Supplied passage =>
VOLTAGE-DEPENDENT KINETICS OF NA-CA EXCHANGE CURRENT IN CA2+-LOADED GUINEA-PIG HEART-CELLS

Voltage-dependent properties of Na-Ca exchange current were revealed with the patch-clamp technique in Ca2+-overloaded guinea pig ventricular myocytes in the whole cell configuration. With the assumption that the transient inward current (I(ti)) is mediated by the Na-Ca exchanger, oscillations of internal Ca2+ concentration ([Ca2+]i) were used to investigate voltage-dependent kinetics of exchange current differences at two [Ca2+]i values. After I(ti) was elicited by clamping from -45 mV to basic pulses of +10 mV, pairs of equipotential short test pulses were applied during the basic pulse at both the phase of low [Ca2+]i (between two neighboring I(ti) values) and the phase of high [Ca2+]i (at the peak of I(ti)). The test pulses were short enough to leave the time course of I(ti) during the basic pulse approximately unchanged, which allowed study of the voltage dependence of the respective current differences without disturbing the underlying oscillation of [Ca2+]i. The current differences were inward at all potentials between -140 and +70 mV, started from an equal initial value, and obeyed characteristic voltage-dependent time courses: hyperpolarization to potentials negative to -70 mV caused an initial current increase, which was followed by a decay to very small amplitudes or zero with a decay time constant decreasing toward hyperpolarization e-fold per 45.6 mV. Depolarizing pulses caused a decay of the current differences to smaller levels. Respective current differences formed during a slowly decaying current component, following the Ca current spike, showed equal voltage-dependent properties. This indicates that the slowly decaying current component is preferentially also carried by the Na-Ca exchanger. The voltage-dependent time course of the current differences is discussed to be a function of the probability of the exchanger to be in a state when Ca2+ can bind at the inside.

Exercise => In the Na-Ca exchange abstract, how much hyperpolarization makes the decay time constant of the current differences decrease e-fold?

Material supplied =>
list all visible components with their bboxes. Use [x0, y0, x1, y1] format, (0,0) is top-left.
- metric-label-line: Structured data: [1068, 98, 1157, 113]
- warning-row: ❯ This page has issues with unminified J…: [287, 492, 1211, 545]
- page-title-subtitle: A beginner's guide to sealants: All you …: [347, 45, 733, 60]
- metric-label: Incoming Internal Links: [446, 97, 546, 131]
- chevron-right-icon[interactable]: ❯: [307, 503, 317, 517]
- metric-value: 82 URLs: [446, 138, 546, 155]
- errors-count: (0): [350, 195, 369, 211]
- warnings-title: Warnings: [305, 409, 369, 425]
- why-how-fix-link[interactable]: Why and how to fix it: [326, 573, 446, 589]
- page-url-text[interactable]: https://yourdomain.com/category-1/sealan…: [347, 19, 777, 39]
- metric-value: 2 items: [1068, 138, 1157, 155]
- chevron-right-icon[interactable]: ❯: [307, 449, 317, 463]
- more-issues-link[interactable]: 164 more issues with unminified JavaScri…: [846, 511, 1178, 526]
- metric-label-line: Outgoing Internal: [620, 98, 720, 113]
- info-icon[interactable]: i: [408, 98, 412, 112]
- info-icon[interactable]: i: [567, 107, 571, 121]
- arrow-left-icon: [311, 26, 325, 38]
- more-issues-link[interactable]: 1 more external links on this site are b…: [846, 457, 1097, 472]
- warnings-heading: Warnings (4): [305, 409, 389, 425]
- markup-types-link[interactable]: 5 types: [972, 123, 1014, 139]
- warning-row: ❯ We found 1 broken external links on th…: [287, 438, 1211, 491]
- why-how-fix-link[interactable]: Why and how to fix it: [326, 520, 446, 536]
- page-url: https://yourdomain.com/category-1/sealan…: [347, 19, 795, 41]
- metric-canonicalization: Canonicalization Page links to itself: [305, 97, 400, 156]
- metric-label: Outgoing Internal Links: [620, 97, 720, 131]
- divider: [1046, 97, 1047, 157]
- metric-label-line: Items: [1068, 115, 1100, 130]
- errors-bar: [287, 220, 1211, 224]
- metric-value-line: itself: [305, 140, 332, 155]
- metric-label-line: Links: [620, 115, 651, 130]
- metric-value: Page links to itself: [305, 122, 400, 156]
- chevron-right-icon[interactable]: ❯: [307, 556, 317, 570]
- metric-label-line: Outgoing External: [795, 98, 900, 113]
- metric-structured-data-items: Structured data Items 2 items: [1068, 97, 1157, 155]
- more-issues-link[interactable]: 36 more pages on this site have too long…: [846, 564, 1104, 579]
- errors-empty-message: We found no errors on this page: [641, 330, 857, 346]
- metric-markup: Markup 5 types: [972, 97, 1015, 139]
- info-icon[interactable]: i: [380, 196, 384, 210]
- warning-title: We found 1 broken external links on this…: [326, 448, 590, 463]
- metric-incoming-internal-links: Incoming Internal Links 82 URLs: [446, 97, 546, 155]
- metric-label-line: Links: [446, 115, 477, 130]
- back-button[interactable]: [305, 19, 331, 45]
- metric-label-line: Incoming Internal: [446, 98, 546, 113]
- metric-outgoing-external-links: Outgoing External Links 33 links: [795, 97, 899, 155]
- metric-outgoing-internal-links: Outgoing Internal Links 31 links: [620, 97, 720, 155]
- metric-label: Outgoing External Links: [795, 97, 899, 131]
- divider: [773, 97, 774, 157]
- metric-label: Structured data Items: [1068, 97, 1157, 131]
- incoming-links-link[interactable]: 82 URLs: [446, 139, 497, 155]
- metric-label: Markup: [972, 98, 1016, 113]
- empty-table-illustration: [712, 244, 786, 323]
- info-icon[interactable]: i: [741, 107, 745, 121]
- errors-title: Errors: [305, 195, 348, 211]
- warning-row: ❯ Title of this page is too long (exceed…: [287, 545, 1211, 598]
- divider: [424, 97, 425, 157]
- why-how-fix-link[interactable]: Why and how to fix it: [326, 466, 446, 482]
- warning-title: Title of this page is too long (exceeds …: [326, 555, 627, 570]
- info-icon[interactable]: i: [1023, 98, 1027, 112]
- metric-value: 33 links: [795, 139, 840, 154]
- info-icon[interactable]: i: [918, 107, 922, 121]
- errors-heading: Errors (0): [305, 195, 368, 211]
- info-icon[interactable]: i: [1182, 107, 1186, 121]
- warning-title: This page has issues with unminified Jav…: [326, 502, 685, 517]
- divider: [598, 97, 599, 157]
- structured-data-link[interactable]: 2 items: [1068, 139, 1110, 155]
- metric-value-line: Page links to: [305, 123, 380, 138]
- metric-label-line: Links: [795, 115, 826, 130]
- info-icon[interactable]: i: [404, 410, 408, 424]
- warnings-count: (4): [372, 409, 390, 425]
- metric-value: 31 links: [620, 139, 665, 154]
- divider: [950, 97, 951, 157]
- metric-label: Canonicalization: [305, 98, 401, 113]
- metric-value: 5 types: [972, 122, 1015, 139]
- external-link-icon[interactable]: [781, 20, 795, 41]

Response area => 45.6 mV